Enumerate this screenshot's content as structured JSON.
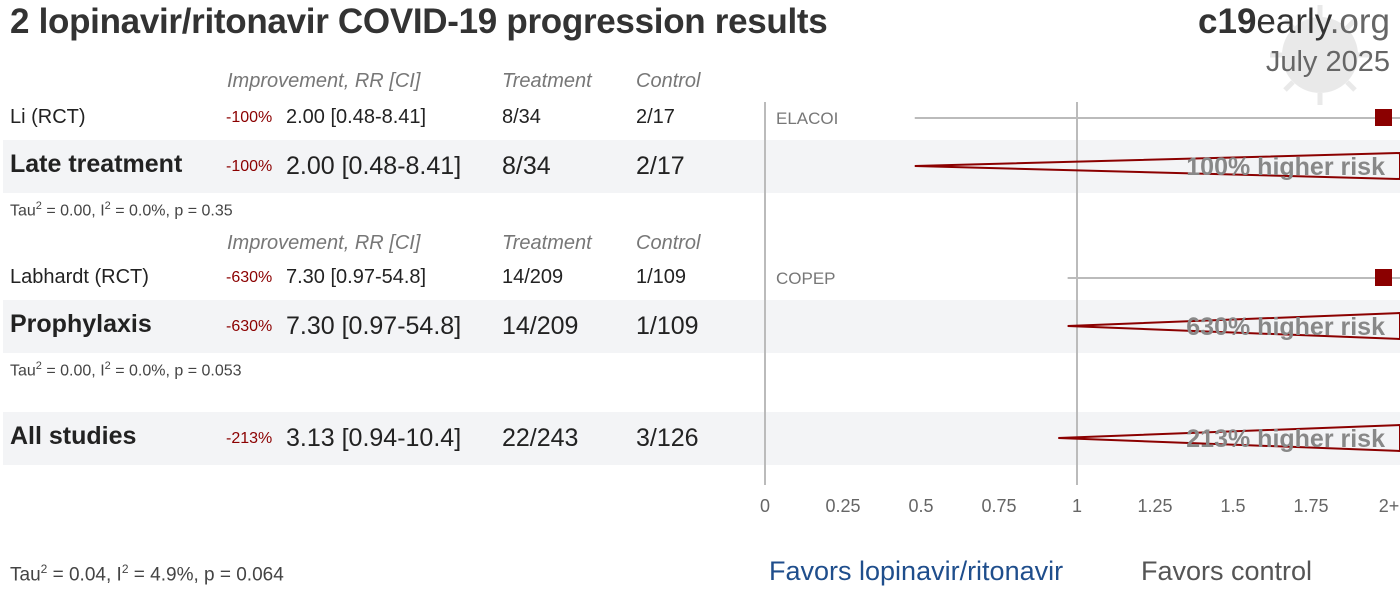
{
  "header": {
    "title": "2 lopinavir/ritonavir COVID-19 progression results",
    "brand_bold": "c19",
    "brand_rest": "early",
    "brand_tld": ".org",
    "date": "July 2025"
  },
  "columns": {
    "improvement": "Improvement, RR [CI]",
    "treatment": "Treatment",
    "control": "Control"
  },
  "sections": [
    {
      "studies": [
        {
          "name": "Li (RCT)",
          "improvement": "-100%",
          "rr_ci": "2.00 [0.48-8.41]",
          "treatment": "8/34",
          "control": "2/17",
          "trial": "ELACOI"
        }
      ],
      "summary": {
        "name": "Late treatment",
        "improvement": "-100%",
        "rr_ci": "2.00 [0.48-8.41]",
        "treatment": "8/34",
        "control": "2/17",
        "risk_label": "100% higher risk"
      },
      "stats": {
        "tau": "Tau",
        "tau_sup": "2",
        "tau_val": " = 0.00, I",
        "i_sup": "2",
        "rest": " = 0.0%, p = 0.35"
      }
    },
    {
      "studies": [
        {
          "name": "Labhardt (RCT)",
          "improvement": "-630%",
          "rr_ci": "7.30 [0.97-54.8]",
          "treatment": "14/209",
          "control": "1/109",
          "trial": "COPEP"
        }
      ],
      "summary": {
        "name": "Prophylaxis",
        "improvement": "-630%",
        "rr_ci": "7.30 [0.97-54.8]",
        "treatment": "14/209",
        "control": "1/109",
        "risk_label": "630% higher risk"
      },
      "stats": {
        "tau": "Tau",
        "tau_sup": "2",
        "tau_val": " = 0.00, I",
        "i_sup": "2",
        "rest": " = 0.0%, p = 0.053"
      }
    }
  ],
  "overall": {
    "name": "All studies",
    "improvement": "-213%",
    "rr_ci": "3.13 [0.94-10.4]",
    "treatment": "22/243",
    "control": "3/126",
    "risk_label": "213% higher risk",
    "stats": {
      "tau": "Tau",
      "tau_sup": "2",
      "tau_val": " = 0.04, I",
      "i_sup": "2",
      "rest": " = 4.9%, p = 0.064"
    }
  },
  "favors": {
    "left": "Favors lopinavir/ritonavir",
    "right": "Favors control"
  },
  "colors": {
    "marker": "#8b0000",
    "axis": "#bbbbbb",
    "band": "#f3f4f6",
    "favor_left": "#1f4e8c"
  },
  "chart_data": {
    "type": "forest",
    "xlim": [
      0,
      2
    ],
    "x_ticks": [
      "0",
      "0.25",
      "0.5",
      "0.75",
      "1",
      "1.25",
      "1.5",
      "1.75",
      "2+"
    ],
    "tick_values": [
      0,
      0.25,
      0.5,
      0.75,
      1,
      1.25,
      1.5,
      1.75,
      2
    ],
    "reference_line": 1,
    "rows": [
      {
        "kind": "study",
        "label": "ELACOI",
        "rr": 2.0,
        "lo": 0.48,
        "hi": 8.41
      },
      {
        "kind": "summary",
        "label": "100% higher risk",
        "rr": 2.0,
        "lo": 0.48,
        "hi": 8.41
      },
      {
        "kind": "study",
        "label": "COPEP",
        "rr": 7.3,
        "lo": 0.97,
        "hi": 54.8
      },
      {
        "kind": "summary",
        "label": "630% higher risk",
        "rr": 7.3,
        "lo": 0.97,
        "hi": 54.8
      },
      {
        "kind": "summary",
        "label": "213% higher risk",
        "rr": 3.13,
        "lo": 0.94,
        "hi": 10.4
      }
    ]
  }
}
★ ★ ★
*Exercise*. Leave out the pictures and transcribe everything else exactly.

*Output for this task*.
Enumerate this screenshot's content as structured JSON.
{
  "header": {
    "title": "2 lopinavir/ritonavir COVID-19 progression results",
    "brand_bold": "c19",
    "brand_rest": "early",
    "brand_tld": ".org",
    "date": "July 2025"
  },
  "columns": {
    "improvement": "Improvement, RR [CI]",
    "treatment": "Treatment",
    "control": "Control"
  },
  "sections": [
    {
      "studies": [
        {
          "name": "Li (RCT)",
          "improvement": "-100%",
          "rr_ci": "2.00 [0.48-8.41]",
          "treatment": "8/34",
          "control": "2/17",
          "trial": "ELACOI"
        }
      ],
      "summary": {
        "name": "Late treatment",
        "improvement": "-100%",
        "rr_ci": "2.00 [0.48-8.41]",
        "treatment": "8/34",
        "control": "2/17",
        "risk_label": "100% higher risk"
      },
      "stats": {
        "tau": "Tau",
        "tau_sup": "2",
        "tau_val": " = 0.00, I",
        "i_sup": "2",
        "rest": " = 0.0%, p = 0.35"
      }
    },
    {
      "studies": [
        {
          "name": "Labhardt (RCT)",
          "improvement": "-630%",
          "rr_ci": "7.30 [0.97-54.8]",
          "treatment": "14/209",
          "control": "1/109",
          "trial": "COPEP"
        }
      ],
      "summary": {
        "name": "Prophylaxis",
        "improvement": "-630%",
        "rr_ci": "7.30 [0.97-54.8]",
        "treatment": "14/209",
        "control": "1/109",
        "risk_label": "630% higher risk"
      },
      "stats": {
        "tau": "Tau",
        "tau_sup": "2",
        "tau_val": " = 0.00, I",
        "i_sup": "2",
        "rest": " = 0.0%, p = 0.053"
      }
    }
  ],
  "overall": {
    "name": "All studies",
    "improvement": "-213%",
    "rr_ci": "3.13 [0.94-10.4]",
    "treatment": "22/243",
    "control": "3/126",
    "risk_label": "213% higher risk",
    "stats": {
      "tau": "Tau",
      "tau_sup": "2",
      "tau_val": " = 0.04, I",
      "i_sup": "2",
      "rest": " = 4.9%, p = 0.064"
    }
  },
  "favors": {
    "left": "Favors lopinavir/ritonavir",
    "right": "Favors control"
  },
  "colors": {
    "marker": "#8b0000",
    "axis": "#bbbbbb",
    "band": "#f3f4f6",
    "favor_left": "#1f4e8c"
  },
  "chart_data": {
    "type": "forest",
    "xlim": [
      0,
      2
    ],
    "x_ticks": [
      "0",
      "0.25",
      "0.5",
      "0.75",
      "1",
      "1.25",
      "1.5",
      "1.75",
      "2+"
    ],
    "tick_values": [
      0,
      0.25,
      0.5,
      0.75,
      1,
      1.25,
      1.5,
      1.75,
      2
    ],
    "reference_line": 1,
    "rows": [
      {
        "kind": "study",
        "label": "ELACOI",
        "rr": 2.0,
        "lo": 0.48,
        "hi": 8.41
      },
      {
        "kind": "summary",
        "label": "100% higher risk",
        "rr": 2.0,
        "lo": 0.48,
        "hi": 8.41
      },
      {
        "kind": "study",
        "label": "COPEP",
        "rr": 7.3,
        "lo": 0.97,
        "hi": 54.8
      },
      {
        "kind": "summary",
        "label": "630% higher risk",
        "rr": 7.3,
        "lo": 0.97,
        "hi": 54.8
      },
      {
        "kind": "summary",
        "label": "213% higher risk",
        "rr": 3.13,
        "lo": 0.94,
        "hi": 10.4
      }
    ]
  }
}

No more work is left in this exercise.